Without the pictures, set down every line of the data exactly.

## Data entries for graphics
--*--

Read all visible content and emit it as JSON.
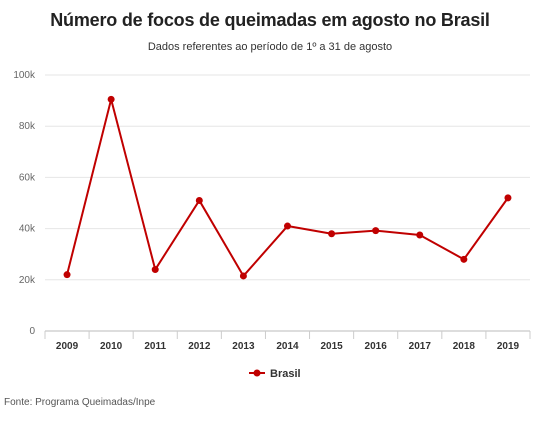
{
  "chart_data": {
    "type": "line",
    "title": "Número de focos de queimadas em agosto no Brasil",
    "subtitle": "Dados referentes ao período de 1º a 31 de agosto",
    "categories": [
      "2009",
      "2010",
      "2011",
      "2012",
      "2013",
      "2014",
      "2015",
      "2016",
      "2017",
      "2018",
      "2019"
    ],
    "series": [
      {
        "name": "Brasil",
        "color": "#c00000",
        "values": [
          22000,
          90500,
          24000,
          51000,
          21500,
          41000,
          38000,
          39200,
          37500,
          28000,
          52000
        ]
      }
    ],
    "yticks": [
      {
        "value": 0,
        "label": "0"
      },
      {
        "value": 20000,
        "label": "20k"
      },
      {
        "value": 40000,
        "label": "40k"
      },
      {
        "value": 60000,
        "label": "60k"
      },
      {
        "value": 80000,
        "label": "80k"
      },
      {
        "value": 100000,
        "label": "100k"
      }
    ],
    "ylim": [
      0,
      100000
    ],
    "grid": true,
    "legend": "bottom-center",
    "source": "Fonte: Programa Queimadas/Inpe"
  }
}
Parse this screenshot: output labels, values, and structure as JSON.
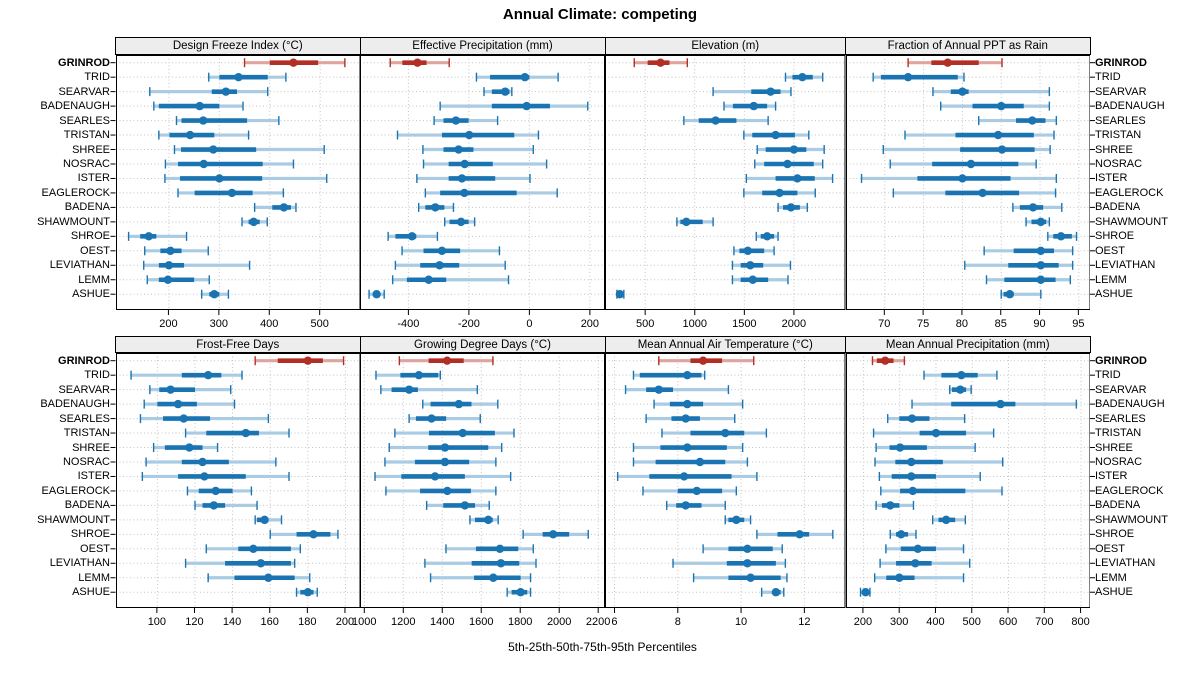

--*--

## SOLUTION TO THIS PROBLEM
Read all visible content and emit it as JSON.
{
  "chart_data": {
    "type": "line",
    "title": "Número de focos de queimadas em agosto no Brasil",
    "subtitle": "Dados referentes ao período de 1º a 31 de agosto",
    "categories": [
      "2009",
      "2010",
      "2011",
      "2012",
      "2013",
      "2014",
      "2015",
      "2016",
      "2017",
      "2018",
      "2019"
    ],
    "series": [
      {
        "name": "Brasil",
        "color": "#c00000",
        "values": [
          22000,
          90500,
          24000,
          51000,
          21500,
          41000,
          38000,
          39200,
          37500,
          28000,
          52000
        ]
      }
    ],
    "yticks": [
      {
        "value": 0,
        "label": "0"
      },
      {
        "value": 20000,
        "label": "20k"
      },
      {
        "value": 40000,
        "label": "40k"
      },
      {
        "value": 60000,
        "label": "60k"
      },
      {
        "value": 80000,
        "label": "80k"
      },
      {
        "value": 100000,
        "label": "100k"
      }
    ],
    "ylim": [
      0,
      100000
    ],
    "grid": true,
    "legend": "bottom-center",
    "source": "Fonte: Programa Queimadas/Inpe"
  }
}
Parse this screenshot: output labels, values, and structure as JSON.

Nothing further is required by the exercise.